**TASK:** Return every record below exactly as written, but leave out the pictures.

——————

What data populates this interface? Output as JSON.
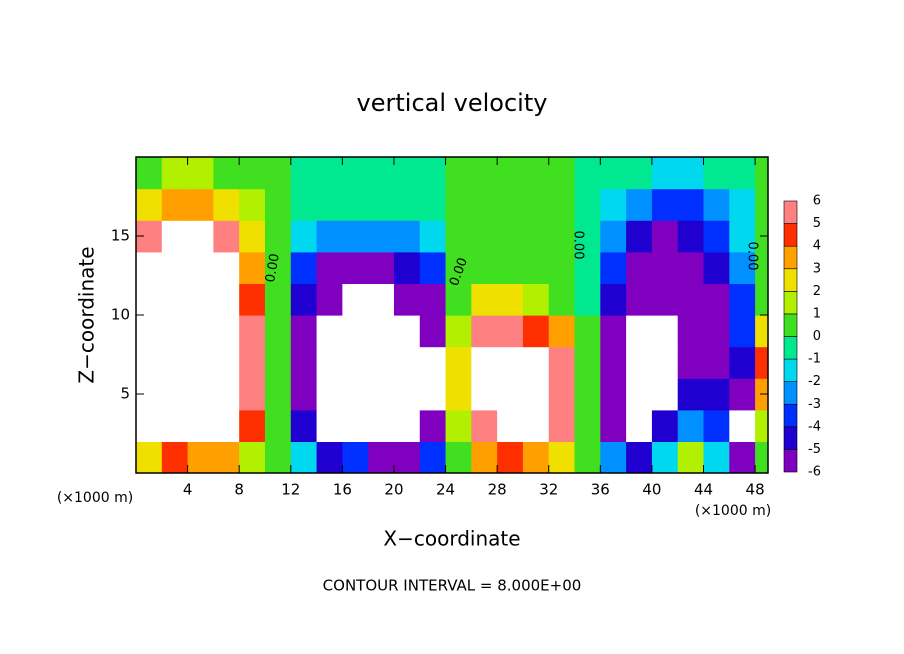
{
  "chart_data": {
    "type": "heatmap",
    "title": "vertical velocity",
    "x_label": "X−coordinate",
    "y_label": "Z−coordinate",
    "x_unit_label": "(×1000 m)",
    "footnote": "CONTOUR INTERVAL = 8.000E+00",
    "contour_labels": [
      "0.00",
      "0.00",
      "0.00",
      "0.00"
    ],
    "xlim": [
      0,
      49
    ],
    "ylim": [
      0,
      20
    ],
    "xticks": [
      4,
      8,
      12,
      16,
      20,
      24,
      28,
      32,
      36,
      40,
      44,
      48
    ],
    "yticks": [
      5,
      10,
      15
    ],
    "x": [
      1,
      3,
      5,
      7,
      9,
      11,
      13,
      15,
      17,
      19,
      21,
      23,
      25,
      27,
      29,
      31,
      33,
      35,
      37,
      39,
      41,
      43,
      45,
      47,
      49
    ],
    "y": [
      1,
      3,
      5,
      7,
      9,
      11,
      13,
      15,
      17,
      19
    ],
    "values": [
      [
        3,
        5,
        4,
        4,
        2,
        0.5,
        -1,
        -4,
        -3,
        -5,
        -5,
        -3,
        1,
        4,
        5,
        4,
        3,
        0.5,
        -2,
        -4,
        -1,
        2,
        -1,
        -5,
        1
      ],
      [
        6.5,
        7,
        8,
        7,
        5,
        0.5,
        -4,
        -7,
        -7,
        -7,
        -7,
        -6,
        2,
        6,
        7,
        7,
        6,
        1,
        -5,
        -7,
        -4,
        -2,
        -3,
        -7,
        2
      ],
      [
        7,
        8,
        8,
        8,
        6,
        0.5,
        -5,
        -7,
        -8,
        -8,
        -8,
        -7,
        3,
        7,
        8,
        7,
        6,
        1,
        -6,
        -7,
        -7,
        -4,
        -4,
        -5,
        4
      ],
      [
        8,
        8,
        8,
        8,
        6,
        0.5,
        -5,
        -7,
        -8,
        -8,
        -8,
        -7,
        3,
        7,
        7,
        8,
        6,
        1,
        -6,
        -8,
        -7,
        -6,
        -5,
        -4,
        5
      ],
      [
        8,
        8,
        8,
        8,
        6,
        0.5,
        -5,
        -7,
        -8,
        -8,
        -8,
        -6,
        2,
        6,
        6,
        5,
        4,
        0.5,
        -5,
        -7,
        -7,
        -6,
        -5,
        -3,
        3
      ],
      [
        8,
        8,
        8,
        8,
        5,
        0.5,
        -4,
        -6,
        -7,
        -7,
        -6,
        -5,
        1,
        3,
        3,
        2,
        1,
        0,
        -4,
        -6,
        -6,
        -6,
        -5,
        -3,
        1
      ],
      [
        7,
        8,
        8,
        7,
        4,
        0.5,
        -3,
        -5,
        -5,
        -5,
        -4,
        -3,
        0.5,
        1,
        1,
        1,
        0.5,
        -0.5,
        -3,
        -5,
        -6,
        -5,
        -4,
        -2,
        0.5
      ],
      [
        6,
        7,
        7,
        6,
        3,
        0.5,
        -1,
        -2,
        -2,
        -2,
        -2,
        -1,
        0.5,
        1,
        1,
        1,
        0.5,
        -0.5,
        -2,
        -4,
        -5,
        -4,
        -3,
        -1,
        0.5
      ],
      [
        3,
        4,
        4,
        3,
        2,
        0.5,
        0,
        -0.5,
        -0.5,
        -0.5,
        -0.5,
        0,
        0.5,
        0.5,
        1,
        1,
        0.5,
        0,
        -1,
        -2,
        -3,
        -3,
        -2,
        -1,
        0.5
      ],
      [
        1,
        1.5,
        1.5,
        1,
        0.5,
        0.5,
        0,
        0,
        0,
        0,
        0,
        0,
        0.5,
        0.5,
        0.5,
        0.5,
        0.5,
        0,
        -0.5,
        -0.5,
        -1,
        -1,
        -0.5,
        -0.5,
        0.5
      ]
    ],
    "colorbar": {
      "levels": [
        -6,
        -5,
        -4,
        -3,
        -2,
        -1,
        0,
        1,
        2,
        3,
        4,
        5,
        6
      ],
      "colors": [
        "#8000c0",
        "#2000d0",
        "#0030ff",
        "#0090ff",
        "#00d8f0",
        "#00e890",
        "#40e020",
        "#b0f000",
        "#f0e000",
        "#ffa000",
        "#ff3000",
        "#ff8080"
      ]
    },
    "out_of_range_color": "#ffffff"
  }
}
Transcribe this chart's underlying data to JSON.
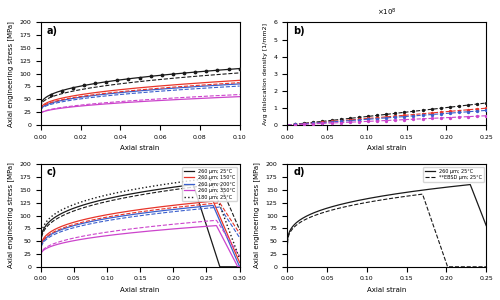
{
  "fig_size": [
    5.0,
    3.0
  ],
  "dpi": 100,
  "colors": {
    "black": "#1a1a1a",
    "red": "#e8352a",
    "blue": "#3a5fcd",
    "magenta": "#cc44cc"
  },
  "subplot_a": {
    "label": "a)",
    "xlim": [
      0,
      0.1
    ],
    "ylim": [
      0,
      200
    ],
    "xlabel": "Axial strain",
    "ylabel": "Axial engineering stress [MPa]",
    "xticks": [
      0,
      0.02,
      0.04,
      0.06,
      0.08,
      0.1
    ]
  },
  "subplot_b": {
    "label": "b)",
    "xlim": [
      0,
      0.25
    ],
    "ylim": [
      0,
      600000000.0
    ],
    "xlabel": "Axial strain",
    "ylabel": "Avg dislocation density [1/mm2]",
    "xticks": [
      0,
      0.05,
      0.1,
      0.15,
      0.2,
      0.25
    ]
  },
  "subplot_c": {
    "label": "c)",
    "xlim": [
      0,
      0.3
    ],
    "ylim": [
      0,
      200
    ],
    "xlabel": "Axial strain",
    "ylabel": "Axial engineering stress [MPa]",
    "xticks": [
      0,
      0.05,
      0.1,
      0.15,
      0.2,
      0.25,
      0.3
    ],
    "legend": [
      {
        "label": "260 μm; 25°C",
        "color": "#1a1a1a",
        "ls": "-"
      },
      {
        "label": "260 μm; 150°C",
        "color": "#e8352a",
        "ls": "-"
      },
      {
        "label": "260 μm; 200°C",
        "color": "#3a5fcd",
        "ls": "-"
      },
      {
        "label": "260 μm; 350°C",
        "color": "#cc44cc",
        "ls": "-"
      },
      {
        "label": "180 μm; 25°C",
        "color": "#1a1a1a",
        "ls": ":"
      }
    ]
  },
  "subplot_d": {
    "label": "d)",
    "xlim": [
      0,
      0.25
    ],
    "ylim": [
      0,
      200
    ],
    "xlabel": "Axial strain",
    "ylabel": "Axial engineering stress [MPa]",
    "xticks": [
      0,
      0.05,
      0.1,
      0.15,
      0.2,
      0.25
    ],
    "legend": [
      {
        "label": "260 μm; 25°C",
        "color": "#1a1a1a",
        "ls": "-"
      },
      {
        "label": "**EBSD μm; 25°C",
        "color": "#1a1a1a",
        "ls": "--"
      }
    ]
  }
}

——————

**TASK OUTPUT:**
What data populates this interface? Output as JSON.
{
  "chart_data": {
    "type": "heatmap",
    "title": "vertical velocity",
    "x_label": "X−coordinate",
    "y_label": "Z−coordinate",
    "x_unit_label": "(×1000 m)",
    "footnote": "CONTOUR INTERVAL = 8.000E+00",
    "contour_labels": [
      "0.00",
      "0.00",
      "0.00",
      "0.00"
    ],
    "xlim": [
      0,
      49
    ],
    "ylim": [
      0,
      20
    ],
    "xticks": [
      4,
      8,
      12,
      16,
      20,
      24,
      28,
      32,
      36,
      40,
      44,
      48
    ],
    "yticks": [
      5,
      10,
      15
    ],
    "x": [
      1,
      3,
      5,
      7,
      9,
      11,
      13,
      15,
      17,
      19,
      21,
      23,
      25,
      27,
      29,
      31,
      33,
      35,
      37,
      39,
      41,
      43,
      45,
      47,
      49
    ],
    "y": [
      1,
      3,
      5,
      7,
      9,
      11,
      13,
      15,
      17,
      19
    ],
    "values": [
      [
        3,
        5,
        4,
        4,
        2,
        0.5,
        -1,
        -4,
        -3,
        -5,
        -5,
        -3,
        1,
        4,
        5,
        4,
        3,
        0.5,
        -2,
        -4,
        -1,
        2,
        -1,
        -5,
        1
      ],
      [
        6.5,
        7,
        8,
        7,
        5,
        0.5,
        -4,
        -7,
        -7,
        -7,
        -7,
        -6,
        2,
        6,
        7,
        7,
        6,
        1,
        -5,
        -7,
        -4,
        -2,
        -3,
        -7,
        2
      ],
      [
        7,
        8,
        8,
        8,
        6,
        0.5,
        -5,
        -7,
        -8,
        -8,
        -8,
        -7,
        3,
        7,
        8,
        7,
        6,
        1,
        -6,
        -7,
        -7,
        -4,
        -4,
        -5,
        4
      ],
      [
        8,
        8,
        8,
        8,
        6,
        0.5,
        -5,
        -7,
        -8,
        -8,
        -8,
        -7,
        3,
        7,
        7,
        8,
        6,
        1,
        -6,
        -8,
        -7,
        -6,
        -5,
        -4,
        5
      ],
      [
        8,
        8,
        8,
        8,
        6,
        0.5,
        -5,
        -7,
        -8,
        -8,
        -8,
        -6,
        2,
        6,
        6,
        5,
        4,
        0.5,
        -5,
        -7,
        -7,
        -6,
        -5,
        -3,
        3
      ],
      [
        8,
        8,
        8,
        8,
        5,
        0.5,
        -4,
        -6,
        -7,
        -7,
        -6,
        -5,
        1,
        3,
        3,
        2,
        1,
        0,
        -4,
        -6,
        -6,
        -6,
        -5,
        -3,
        1
      ],
      [
        7,
        8,
        8,
        7,
        4,
        0.5,
        -3,
        -5,
        -5,
        -5,
        -4,
        -3,
        0.5,
        1,
        1,
        1,
        0.5,
        -0.5,
        -3,
        -5,
        -6,
        -5,
        -4,
        -2,
        0.5
      ],
      [
        6,
        7,
        7,
        6,
        3,
        0.5,
        -1,
        -2,
        -2,
        -2,
        -2,
        -1,
        0.5,
        1,
        1,
        1,
        0.5,
        -0.5,
        -2,
        -4,
        -5,
        -4,
        -3,
        -1,
        0.5
      ],
      [
        3,
        4,
        4,
        3,
        2,
        0.5,
        0,
        -0.5,
        -0.5,
        -0.5,
        -0.5,
        0,
        0.5,
        0.5,
        1,
        1,
        0.5,
        0,
        -1,
        -2,
        -3,
        -3,
        -2,
        -1,
        0.5
      ],
      [
        1,
        1.5,
        1.5,
        1,
        0.5,
        0.5,
        0,
        0,
        0,
        0,
        0,
        0,
        0.5,
        0.5,
        0.5,
        0.5,
        0.5,
        0,
        -0.5,
        -0.5,
        -1,
        -1,
        -0.5,
        -0.5,
        0.5
      ]
    ],
    "colorbar": {
      "levels": [
        -6,
        -5,
        -4,
        -3,
        -2,
        -1,
        0,
        1,
        2,
        3,
        4,
        5,
        6
      ],
      "colors": [
        "#8000c0",
        "#2000d0",
        "#0030ff",
        "#0090ff",
        "#00d8f0",
        "#00e890",
        "#40e020",
        "#b0f000",
        "#f0e000",
        "#ffa000",
        "#ff3000",
        "#ff8080"
      ]
    },
    "out_of_range_color": "#ffffff"
  }
}
Transcribe this chart's underlying data to JSON.
{
  "fig_size": [
    5.0,
    3.0
  ],
  "dpi": 100,
  "colors": {
    "black": "#1a1a1a",
    "red": "#e8352a",
    "blue": "#3a5fcd",
    "magenta": "#cc44cc"
  },
  "subplot_a": {
    "label": "a)",
    "xlim": [
      0,
      0.1
    ],
    "ylim": [
      0,
      200
    ],
    "xlabel": "Axial strain",
    "ylabel": "Axial engineering stress [MPa]",
    "xticks": [
      0,
      0.02,
      0.04,
      0.06,
      0.08,
      0.1
    ]
  },
  "subplot_b": {
    "label": "b)",
    "xlim": [
      0,
      0.25
    ],
    "ylim": [
      0,
      600000000.0
    ],
    "xlabel": "Axial strain",
    "ylabel": "Avg dislocation density [1/mm2]",
    "xticks": [
      0,
      0.05,
      0.1,
      0.15,
      0.2,
      0.25
    ]
  },
  "subplot_c": {
    "label": "c)",
    "xlim": [
      0,
      0.3
    ],
    "ylim": [
      0,
      200
    ],
    "xlabel": "Axial strain",
    "ylabel": "Axial engineering stress [MPa]",
    "xticks": [
      0,
      0.05,
      0.1,
      0.15,
      0.2,
      0.25,
      0.3
    ],
    "legend": [
      {
        "label": "260 μm; 25°C",
        "color": "#1a1a1a",
        "ls": "-"
      },
      {
        "label": "260 μm; 150°C",
        "color": "#e8352a",
        "ls": "-"
      },
      {
        "label": "260 μm; 200°C",
        "color": "#3a5fcd",
        "ls": "-"
      },
      {
        "label": "260 μm; 350°C",
        "color": "#cc44cc",
        "ls": "-"
      },
      {
        "label": "180 μm; 25°C",
        "color": "#1a1a1a",
        "ls": ":"
      }
    ]
  },
  "subplot_d": {
    "label": "d)",
    "xlim": [
      0,
      0.25
    ],
    "ylim": [
      0,
      200
    ],
    "xlabel": "Axial strain",
    "ylabel": "Axial engineering stress [MPa]",
    "xticks": [
      0,
      0.05,
      0.1,
      0.15,
      0.2,
      0.25
    ],
    "legend": [
      {
        "label": "260 μm; 25°C",
        "color": "#1a1a1a",
        "ls": "-"
      },
      {
        "label": "**EBSD μm; 25°C",
        "color": "#1a1a1a",
        "ls": "--"
      }
    ]
  }
}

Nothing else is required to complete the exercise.